* _PROBLEM DESCRIPTION_
Report the number of lines that include "Settings", with no additional text.
--------
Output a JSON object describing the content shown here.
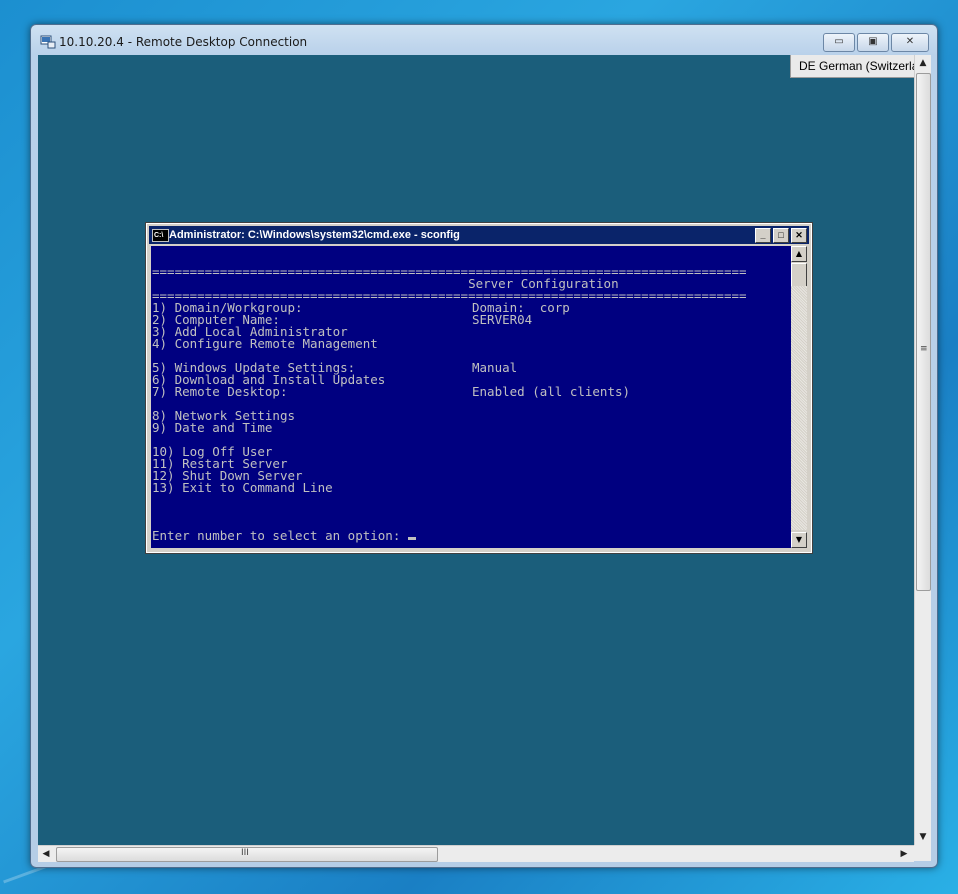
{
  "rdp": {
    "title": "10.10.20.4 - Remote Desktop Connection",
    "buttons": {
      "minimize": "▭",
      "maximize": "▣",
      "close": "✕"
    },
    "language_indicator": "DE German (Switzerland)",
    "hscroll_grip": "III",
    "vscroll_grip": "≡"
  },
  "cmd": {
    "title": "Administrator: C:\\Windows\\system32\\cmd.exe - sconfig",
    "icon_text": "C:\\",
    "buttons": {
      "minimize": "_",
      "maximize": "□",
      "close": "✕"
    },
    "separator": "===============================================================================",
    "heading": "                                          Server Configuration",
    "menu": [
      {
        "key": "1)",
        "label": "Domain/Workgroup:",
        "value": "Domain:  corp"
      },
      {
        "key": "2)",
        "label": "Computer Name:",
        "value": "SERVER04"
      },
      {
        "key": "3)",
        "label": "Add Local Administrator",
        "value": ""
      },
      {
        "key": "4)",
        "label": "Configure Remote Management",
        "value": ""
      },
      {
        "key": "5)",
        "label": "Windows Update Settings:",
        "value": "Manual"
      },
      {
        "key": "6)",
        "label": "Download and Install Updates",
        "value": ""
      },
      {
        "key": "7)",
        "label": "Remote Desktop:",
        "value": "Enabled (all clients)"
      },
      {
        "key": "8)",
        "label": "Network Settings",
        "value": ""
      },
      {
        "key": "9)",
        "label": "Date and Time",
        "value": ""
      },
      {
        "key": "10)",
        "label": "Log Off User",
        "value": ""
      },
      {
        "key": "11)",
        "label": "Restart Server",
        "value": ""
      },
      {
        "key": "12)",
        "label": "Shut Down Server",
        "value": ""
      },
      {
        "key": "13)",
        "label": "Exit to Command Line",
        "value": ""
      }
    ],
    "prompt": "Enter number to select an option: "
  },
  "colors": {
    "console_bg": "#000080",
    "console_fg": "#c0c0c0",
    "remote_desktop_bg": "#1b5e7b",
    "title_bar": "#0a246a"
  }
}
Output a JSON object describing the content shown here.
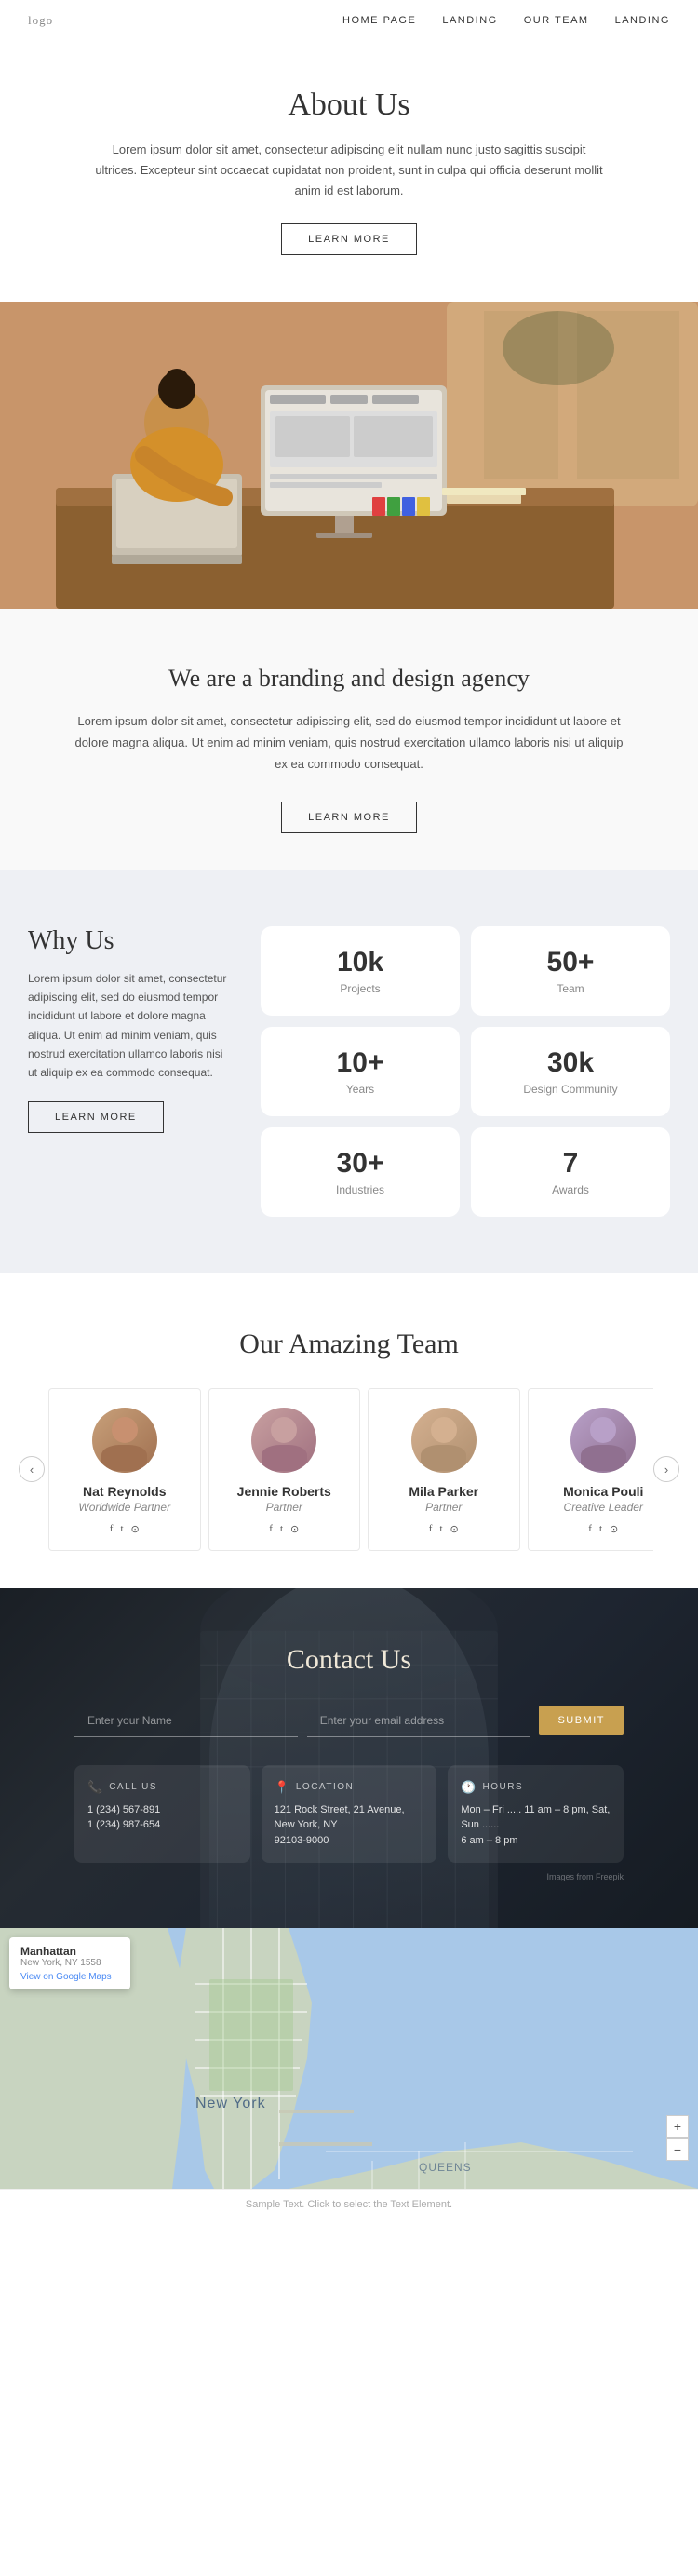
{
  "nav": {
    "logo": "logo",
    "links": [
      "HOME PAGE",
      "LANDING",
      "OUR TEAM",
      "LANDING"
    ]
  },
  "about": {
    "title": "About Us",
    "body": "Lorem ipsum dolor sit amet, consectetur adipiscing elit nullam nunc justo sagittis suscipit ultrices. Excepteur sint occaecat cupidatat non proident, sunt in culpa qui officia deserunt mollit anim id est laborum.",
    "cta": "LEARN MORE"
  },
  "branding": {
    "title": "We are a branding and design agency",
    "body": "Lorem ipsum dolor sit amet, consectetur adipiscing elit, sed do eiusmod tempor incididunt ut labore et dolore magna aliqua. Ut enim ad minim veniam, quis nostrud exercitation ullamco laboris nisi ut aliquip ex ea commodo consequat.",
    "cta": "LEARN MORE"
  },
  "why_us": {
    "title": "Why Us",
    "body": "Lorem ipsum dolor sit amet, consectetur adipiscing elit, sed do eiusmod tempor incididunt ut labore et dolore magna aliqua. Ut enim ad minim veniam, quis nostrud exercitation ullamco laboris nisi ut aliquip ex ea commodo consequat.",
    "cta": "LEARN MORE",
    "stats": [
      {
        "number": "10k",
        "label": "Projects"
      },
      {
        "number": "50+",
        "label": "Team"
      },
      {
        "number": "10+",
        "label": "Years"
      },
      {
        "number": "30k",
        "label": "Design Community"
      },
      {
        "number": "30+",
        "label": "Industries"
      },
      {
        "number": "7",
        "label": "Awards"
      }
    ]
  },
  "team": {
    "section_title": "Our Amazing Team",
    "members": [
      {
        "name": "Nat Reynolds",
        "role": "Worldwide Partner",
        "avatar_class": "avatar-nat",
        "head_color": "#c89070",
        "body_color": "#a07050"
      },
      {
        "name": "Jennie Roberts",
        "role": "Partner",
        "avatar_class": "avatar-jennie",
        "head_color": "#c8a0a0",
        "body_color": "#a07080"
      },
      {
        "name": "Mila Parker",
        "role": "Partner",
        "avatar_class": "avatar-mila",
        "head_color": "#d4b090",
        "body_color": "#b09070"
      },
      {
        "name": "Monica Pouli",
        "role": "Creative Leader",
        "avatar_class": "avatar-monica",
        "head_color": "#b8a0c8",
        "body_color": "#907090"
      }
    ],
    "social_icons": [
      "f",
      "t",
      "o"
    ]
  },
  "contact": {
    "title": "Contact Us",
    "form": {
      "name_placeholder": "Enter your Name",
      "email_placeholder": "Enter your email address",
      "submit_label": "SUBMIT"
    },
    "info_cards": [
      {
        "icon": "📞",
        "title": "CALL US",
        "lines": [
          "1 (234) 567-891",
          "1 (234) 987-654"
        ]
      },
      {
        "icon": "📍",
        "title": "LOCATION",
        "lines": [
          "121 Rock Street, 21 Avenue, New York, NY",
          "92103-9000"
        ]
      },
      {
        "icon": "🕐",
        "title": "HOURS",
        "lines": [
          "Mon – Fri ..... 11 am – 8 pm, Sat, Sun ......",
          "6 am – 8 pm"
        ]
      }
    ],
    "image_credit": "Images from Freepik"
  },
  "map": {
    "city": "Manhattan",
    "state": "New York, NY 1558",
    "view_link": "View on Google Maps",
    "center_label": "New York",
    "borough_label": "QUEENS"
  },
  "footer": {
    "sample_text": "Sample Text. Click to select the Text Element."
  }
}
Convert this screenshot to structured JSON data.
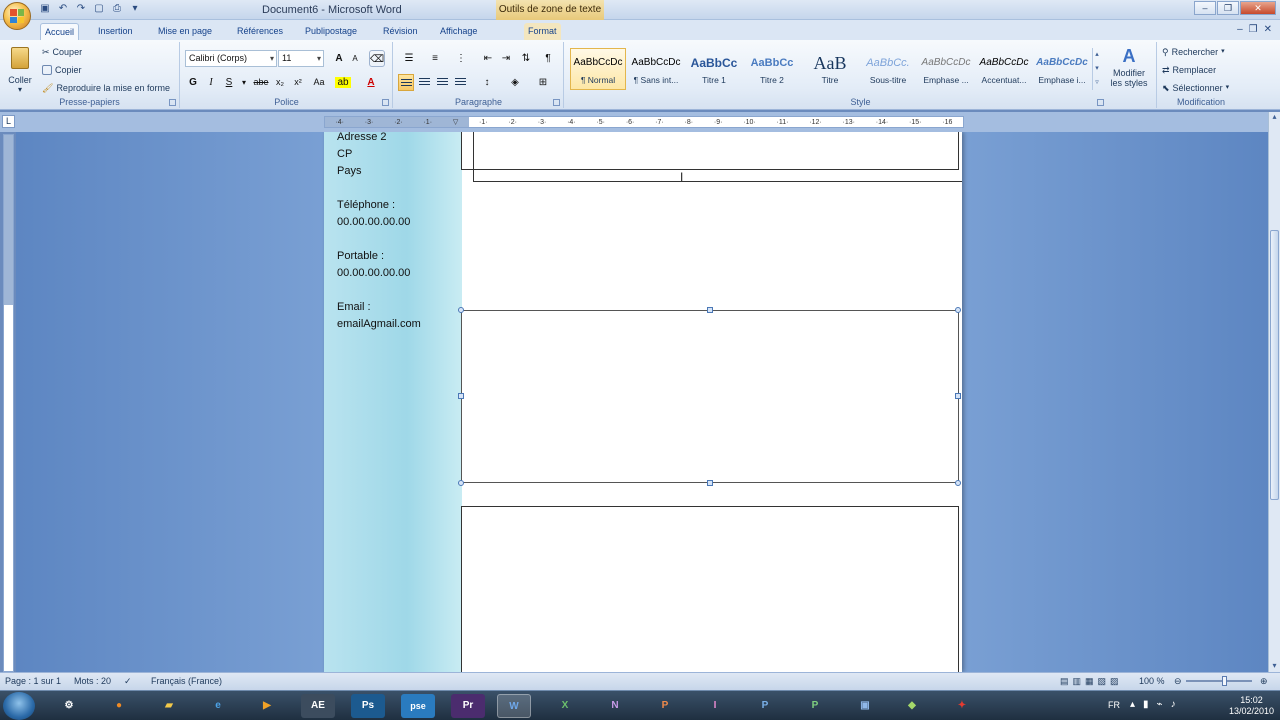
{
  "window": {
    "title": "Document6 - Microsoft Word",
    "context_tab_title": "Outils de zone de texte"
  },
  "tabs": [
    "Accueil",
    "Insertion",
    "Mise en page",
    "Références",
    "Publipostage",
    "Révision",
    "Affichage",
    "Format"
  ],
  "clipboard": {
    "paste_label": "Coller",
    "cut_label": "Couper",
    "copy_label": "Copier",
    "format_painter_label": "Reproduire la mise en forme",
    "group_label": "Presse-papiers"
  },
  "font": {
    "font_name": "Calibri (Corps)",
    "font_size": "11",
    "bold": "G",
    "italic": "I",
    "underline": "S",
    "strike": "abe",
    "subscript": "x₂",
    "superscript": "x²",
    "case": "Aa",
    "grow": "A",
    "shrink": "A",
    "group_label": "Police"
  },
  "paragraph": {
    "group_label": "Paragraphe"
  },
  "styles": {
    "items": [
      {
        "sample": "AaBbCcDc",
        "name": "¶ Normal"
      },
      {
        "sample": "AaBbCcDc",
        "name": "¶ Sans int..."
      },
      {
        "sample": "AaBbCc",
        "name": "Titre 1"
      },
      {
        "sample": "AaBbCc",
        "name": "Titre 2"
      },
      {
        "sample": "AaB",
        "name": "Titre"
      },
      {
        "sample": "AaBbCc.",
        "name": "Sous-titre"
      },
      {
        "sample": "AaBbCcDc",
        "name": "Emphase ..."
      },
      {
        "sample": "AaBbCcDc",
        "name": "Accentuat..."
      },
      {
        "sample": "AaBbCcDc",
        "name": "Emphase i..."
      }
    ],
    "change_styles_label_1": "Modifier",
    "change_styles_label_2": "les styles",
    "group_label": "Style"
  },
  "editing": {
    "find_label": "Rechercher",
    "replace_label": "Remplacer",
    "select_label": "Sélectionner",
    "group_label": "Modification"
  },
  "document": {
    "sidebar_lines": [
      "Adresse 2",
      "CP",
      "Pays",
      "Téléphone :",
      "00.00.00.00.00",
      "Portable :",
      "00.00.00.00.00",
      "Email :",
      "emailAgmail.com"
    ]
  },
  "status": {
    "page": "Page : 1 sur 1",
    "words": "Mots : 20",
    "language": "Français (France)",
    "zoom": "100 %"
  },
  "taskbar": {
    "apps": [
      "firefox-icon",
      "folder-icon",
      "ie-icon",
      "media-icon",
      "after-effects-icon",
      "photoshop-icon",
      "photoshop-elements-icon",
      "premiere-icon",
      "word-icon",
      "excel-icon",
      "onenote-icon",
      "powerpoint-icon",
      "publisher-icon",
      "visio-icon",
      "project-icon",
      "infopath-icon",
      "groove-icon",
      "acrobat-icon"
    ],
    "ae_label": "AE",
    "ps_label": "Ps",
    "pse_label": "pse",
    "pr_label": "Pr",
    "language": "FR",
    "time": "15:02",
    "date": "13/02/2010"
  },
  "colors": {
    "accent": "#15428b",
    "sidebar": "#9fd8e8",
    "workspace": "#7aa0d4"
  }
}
--------
* _SOLUTION TO THE PROBLEM_
2